* **STATED PROBLEM A**:
Answer these questions about the piece on Japanese customer service:
(i) According to the caption, what is wrapped beautifully in a Japanese department store?
(ii) From whom did most of the anecdotes of mind bogglingly annoying treatment come?
(iii) Which end of the topic does the writer choose to focus on?

* **SELECTED PASSAGE**:
:::::
How good is Japanese customer service, and how bad can it get?

A cylindrical gift is wrapped beautifully

A cylindrical gift is wrapped beautifully in a Japanese department store

Japan has, I believe, a good image for customer service and I have certainly had numerous conversations over the years with foreigners visiting Japan who have been blown away by the attention to detail, courtesy as well as genuine human kindness.

Some of the traditions that set Japan apart are things like beautiful and meticulous gift wrapping in retail stores, similarly delicate presentation of food in restaurants, cleanliness in general,  things running on time, and on a higher level safety and reliability.

At the same time I have heard many anecdotes, mostly from foreign residents in Japan, but also sometimes from visitors, telling of mind bogglingly annoying treatment.

What’s going on here? Is this another one of Japan’s “contradictions”?

Japanese cultural stereotypes

This topic will get very cloudy very quickly if I do not focus it a bit more. Some of the examples I mentioned in the first paragraph are intertwined with public service investment policy and regulation that I am not qualified to go into. What I want to focus on instead, even though I am not exactly qualified in this area either, is the human end of it. People delivering customer service. Even with this focus the threads of arguments can quickly get intertwined with more complex national issues like how the education system works, but I will try to steer away from too many sweeping generalisations.
:::::
* **STATED PROBLEM B**:
In the records, change "table-row" to "row" on every line from the first line through the line containing "- value-cell: 34·6: [165, 1612, 270, 1652]". Give back those lines with nothing else changed.

* **TASK DATA**:
:::::
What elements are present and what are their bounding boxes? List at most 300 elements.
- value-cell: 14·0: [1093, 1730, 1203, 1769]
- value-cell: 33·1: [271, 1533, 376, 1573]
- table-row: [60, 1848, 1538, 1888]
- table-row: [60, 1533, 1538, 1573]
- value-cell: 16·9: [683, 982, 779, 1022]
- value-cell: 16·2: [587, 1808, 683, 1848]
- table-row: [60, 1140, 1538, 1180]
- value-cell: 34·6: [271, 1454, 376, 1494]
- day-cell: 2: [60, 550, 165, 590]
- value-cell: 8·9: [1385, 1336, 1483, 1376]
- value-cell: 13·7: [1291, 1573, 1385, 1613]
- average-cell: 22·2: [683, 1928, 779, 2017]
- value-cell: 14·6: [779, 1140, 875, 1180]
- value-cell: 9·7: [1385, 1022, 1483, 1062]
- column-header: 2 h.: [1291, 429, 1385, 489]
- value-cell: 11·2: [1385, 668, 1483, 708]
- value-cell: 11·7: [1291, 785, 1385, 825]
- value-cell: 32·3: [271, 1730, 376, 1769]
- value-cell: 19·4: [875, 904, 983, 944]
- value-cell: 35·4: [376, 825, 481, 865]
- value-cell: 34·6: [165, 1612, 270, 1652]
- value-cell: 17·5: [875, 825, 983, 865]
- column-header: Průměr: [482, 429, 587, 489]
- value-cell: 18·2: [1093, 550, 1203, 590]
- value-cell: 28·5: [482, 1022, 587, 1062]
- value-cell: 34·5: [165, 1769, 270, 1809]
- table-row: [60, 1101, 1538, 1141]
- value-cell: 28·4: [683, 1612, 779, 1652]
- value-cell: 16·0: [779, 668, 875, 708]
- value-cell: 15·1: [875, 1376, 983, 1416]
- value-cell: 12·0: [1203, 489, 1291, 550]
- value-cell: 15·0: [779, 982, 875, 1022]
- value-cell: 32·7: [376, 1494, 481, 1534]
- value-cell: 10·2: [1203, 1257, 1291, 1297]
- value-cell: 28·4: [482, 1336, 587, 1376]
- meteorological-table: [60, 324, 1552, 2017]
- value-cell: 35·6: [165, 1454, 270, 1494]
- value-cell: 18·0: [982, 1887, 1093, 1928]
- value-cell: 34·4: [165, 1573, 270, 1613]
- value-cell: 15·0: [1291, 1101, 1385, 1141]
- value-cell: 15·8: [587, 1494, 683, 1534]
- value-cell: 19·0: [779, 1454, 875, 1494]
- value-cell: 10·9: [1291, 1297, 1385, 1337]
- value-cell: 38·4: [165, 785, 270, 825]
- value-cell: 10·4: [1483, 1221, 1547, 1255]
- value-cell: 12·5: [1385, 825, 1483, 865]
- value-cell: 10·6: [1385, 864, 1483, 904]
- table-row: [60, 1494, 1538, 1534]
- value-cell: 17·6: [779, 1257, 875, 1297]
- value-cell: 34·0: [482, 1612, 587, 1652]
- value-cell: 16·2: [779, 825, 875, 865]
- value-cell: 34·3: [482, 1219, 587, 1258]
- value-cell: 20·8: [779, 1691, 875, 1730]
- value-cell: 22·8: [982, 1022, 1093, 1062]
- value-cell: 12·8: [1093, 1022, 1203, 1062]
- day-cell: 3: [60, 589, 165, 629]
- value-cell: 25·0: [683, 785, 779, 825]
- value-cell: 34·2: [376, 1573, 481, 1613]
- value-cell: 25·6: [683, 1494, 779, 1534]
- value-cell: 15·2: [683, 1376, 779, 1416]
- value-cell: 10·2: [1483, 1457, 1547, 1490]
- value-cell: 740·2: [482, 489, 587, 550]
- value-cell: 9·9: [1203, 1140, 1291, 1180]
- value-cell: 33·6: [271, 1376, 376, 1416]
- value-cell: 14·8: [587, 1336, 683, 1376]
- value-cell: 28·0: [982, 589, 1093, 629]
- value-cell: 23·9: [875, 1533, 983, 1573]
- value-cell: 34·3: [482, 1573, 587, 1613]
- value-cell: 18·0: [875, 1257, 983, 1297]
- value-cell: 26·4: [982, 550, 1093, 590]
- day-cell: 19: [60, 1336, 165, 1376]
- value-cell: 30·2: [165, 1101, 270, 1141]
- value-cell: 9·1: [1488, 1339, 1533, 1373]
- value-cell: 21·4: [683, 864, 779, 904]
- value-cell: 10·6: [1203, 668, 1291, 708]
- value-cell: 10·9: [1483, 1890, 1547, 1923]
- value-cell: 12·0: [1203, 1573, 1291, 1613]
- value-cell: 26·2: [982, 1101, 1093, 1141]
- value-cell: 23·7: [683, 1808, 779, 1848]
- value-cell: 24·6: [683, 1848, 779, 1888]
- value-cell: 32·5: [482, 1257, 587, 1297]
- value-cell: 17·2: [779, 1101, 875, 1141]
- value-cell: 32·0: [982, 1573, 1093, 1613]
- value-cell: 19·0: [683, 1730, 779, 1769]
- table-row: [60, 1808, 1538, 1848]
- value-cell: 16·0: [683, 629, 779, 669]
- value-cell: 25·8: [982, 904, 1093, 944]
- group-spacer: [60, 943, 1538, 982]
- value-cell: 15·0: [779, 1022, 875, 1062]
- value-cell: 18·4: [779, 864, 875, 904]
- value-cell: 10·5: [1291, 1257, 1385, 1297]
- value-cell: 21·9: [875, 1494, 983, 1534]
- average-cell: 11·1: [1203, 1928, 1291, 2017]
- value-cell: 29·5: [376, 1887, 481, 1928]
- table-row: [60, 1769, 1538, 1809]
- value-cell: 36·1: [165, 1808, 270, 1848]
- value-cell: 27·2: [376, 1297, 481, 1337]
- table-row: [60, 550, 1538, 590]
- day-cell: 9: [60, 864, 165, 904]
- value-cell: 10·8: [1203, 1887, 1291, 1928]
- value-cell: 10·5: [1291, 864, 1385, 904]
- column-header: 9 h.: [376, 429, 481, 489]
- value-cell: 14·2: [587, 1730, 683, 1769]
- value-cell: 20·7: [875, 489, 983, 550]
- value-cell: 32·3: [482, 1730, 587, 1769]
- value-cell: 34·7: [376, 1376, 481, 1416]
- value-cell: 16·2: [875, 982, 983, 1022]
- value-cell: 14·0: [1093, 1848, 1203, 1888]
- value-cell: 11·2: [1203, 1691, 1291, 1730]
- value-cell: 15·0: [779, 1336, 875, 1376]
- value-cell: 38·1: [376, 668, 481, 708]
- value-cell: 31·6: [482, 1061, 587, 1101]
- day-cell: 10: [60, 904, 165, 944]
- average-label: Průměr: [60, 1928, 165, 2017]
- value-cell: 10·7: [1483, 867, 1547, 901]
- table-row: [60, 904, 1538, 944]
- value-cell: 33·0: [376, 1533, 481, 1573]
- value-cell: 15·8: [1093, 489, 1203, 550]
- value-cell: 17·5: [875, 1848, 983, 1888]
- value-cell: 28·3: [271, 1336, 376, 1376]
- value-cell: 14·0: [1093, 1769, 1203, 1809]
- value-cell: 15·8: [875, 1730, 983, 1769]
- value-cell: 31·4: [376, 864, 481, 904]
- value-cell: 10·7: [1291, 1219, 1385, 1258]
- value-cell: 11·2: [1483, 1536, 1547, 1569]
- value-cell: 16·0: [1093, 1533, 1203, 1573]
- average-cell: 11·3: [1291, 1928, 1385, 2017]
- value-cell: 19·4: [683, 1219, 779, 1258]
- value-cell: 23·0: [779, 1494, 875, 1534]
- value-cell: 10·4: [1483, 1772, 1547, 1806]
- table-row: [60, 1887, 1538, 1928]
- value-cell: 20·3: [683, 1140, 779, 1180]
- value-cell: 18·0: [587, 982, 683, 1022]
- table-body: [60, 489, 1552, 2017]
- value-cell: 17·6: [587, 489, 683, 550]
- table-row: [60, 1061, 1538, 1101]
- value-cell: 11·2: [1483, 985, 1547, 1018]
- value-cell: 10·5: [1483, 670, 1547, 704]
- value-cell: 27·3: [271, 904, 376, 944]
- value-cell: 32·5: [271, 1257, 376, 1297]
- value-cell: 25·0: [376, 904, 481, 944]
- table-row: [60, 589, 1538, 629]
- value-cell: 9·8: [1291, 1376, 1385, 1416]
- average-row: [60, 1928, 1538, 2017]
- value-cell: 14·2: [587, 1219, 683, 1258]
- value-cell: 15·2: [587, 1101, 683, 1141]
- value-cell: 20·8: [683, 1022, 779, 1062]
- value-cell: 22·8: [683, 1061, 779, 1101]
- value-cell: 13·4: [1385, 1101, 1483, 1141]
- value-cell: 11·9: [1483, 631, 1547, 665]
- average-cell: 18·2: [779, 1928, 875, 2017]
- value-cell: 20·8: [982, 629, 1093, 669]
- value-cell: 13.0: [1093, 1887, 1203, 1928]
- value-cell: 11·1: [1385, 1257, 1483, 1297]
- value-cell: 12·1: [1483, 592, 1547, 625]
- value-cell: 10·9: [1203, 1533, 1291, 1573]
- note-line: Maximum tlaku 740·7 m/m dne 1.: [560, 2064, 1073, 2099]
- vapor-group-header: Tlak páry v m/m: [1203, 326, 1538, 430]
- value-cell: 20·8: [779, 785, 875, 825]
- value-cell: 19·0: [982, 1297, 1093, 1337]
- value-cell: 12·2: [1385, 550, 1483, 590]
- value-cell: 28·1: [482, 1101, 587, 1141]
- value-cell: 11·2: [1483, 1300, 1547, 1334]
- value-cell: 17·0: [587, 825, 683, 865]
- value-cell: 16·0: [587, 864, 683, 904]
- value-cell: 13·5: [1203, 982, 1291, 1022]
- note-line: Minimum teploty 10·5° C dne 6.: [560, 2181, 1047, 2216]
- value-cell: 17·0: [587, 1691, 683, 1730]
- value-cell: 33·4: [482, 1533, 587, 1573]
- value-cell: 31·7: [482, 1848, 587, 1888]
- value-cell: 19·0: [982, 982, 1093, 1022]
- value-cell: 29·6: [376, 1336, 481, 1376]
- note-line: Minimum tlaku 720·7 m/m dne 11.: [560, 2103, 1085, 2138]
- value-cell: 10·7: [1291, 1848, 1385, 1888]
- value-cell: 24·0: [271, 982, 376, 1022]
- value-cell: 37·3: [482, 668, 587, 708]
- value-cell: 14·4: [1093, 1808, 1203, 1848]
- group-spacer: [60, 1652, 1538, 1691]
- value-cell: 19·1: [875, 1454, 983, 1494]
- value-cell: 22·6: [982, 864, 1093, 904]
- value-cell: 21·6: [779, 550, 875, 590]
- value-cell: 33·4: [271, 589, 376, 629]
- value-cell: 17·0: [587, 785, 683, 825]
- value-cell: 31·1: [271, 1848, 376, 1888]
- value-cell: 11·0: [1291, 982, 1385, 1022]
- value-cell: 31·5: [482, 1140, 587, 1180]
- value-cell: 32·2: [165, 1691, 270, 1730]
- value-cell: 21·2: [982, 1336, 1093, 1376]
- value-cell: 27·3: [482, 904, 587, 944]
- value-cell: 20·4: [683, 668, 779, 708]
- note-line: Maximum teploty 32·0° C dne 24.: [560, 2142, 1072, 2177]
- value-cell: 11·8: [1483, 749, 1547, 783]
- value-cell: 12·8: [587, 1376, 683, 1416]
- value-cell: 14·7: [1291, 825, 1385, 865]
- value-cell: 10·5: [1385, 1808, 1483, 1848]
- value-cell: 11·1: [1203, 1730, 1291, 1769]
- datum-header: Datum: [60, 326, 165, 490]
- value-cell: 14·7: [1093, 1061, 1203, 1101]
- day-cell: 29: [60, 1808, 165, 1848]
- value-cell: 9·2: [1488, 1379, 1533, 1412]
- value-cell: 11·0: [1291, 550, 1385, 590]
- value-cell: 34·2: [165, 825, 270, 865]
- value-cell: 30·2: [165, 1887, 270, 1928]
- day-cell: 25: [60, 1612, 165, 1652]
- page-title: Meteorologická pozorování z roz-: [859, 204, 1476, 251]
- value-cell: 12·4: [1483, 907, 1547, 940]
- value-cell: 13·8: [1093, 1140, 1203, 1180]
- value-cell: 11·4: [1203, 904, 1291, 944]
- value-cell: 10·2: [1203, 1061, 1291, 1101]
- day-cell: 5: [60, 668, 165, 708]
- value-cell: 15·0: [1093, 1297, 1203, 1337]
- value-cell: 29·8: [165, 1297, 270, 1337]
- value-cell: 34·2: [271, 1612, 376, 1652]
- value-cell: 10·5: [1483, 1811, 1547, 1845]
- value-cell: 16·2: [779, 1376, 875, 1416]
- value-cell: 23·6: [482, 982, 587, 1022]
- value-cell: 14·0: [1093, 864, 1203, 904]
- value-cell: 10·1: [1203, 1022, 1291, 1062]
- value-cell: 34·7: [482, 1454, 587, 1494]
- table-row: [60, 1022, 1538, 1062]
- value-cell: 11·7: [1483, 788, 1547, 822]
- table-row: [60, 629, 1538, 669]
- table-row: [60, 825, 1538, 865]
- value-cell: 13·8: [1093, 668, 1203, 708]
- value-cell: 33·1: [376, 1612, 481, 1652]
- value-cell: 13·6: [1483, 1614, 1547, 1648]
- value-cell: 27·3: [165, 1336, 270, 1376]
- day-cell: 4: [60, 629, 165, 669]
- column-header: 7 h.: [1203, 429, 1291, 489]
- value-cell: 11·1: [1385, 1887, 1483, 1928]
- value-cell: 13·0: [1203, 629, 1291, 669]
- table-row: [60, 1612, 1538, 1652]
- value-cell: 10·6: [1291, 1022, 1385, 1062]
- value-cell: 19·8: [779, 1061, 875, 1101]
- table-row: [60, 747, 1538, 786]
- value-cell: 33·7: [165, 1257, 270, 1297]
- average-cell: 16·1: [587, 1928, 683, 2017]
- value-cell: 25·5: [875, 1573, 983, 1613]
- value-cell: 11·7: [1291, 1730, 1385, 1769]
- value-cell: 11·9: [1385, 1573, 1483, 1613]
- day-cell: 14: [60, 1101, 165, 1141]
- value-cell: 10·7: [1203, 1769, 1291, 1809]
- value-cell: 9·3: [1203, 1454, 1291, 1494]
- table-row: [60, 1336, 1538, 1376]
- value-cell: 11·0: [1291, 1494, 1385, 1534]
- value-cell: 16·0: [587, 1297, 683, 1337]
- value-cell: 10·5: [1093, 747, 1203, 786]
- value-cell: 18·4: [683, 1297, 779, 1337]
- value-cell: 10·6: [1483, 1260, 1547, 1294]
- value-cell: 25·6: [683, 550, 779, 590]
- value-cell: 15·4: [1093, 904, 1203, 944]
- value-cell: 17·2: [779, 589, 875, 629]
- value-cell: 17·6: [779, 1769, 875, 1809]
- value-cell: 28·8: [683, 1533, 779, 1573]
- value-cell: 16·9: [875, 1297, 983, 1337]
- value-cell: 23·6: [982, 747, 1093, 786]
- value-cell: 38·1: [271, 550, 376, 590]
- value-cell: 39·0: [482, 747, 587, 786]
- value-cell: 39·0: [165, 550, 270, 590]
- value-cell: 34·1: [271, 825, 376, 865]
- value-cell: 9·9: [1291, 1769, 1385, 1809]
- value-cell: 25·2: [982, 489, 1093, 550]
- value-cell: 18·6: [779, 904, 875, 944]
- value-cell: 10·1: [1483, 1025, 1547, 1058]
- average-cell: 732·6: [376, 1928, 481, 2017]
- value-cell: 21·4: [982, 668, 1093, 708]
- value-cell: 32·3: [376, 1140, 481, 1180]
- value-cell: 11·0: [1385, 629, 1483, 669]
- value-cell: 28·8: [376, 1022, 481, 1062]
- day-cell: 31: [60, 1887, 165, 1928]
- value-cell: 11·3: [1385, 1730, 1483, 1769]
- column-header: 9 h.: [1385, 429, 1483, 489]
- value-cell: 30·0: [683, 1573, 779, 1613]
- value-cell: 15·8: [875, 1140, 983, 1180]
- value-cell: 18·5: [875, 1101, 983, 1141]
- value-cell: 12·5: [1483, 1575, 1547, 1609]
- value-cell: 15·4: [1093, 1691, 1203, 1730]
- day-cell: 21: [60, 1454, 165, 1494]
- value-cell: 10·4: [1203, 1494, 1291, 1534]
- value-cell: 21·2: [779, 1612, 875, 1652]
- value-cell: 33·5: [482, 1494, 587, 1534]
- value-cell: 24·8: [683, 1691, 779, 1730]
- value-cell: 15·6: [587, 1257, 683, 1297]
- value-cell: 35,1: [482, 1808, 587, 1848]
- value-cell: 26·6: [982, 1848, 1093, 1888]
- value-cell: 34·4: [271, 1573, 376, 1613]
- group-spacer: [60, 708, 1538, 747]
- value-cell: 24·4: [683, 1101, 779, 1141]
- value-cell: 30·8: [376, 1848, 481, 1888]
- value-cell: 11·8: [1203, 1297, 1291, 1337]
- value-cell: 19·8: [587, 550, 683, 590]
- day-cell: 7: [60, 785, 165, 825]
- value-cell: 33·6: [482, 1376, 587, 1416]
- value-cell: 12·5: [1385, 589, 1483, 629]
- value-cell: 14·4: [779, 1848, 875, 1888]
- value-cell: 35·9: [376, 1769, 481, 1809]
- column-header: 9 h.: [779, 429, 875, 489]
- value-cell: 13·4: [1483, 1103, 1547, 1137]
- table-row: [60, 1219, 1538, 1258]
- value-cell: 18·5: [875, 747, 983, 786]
:::::
* **WRITTEN RESPONSE A**:
(i) A cylindrical gift.
(ii) Foreign residents in Japan.
(iii) The human end: people delivering customer service.

* **WRITTEN RESPONSE B**:
What elements are present and what are their bounding boxes? List at most 300 elements.
- value-cell: 14·0: [1093, 1730, 1203, 1769]
- value-cell: 33·1: [271, 1533, 376, 1573]
- row: [60, 1848, 1538, 1888]
- row: [60, 1533, 1538, 1573]
- value-cell: 16·9: [683, 982, 779, 1022]
- value-cell: 16·2: [587, 1808, 683, 1848]
- row: [60, 1140, 1538, 1180]
- value-cell: 34·6: [271, 1454, 376, 1494]
- day-cell: 2: [60, 550, 165, 590]
- value-cell: 8·9: [1385, 1336, 1483, 1376]
- value-cell: 13·7: [1291, 1573, 1385, 1613]
- average-cell: 22·2: [683, 1928, 779, 2017]
- value-cell: 14·6: [779, 1140, 875, 1180]
- value-cell: 9·7: [1385, 1022, 1483, 1062]
- column-header: 2 h.: [1291, 429, 1385, 489]
- value-cell: 11·2: [1385, 668, 1483, 708]
- value-cell: 11·7: [1291, 785, 1385, 825]
- value-cell: 32·3: [271, 1730, 376, 1769]
- value-cell: 19·4: [875, 904, 983, 944]
- value-cell: 35·4: [376, 825, 481, 865]
- value-cell: 34·6: [165, 1612, 270, 1652]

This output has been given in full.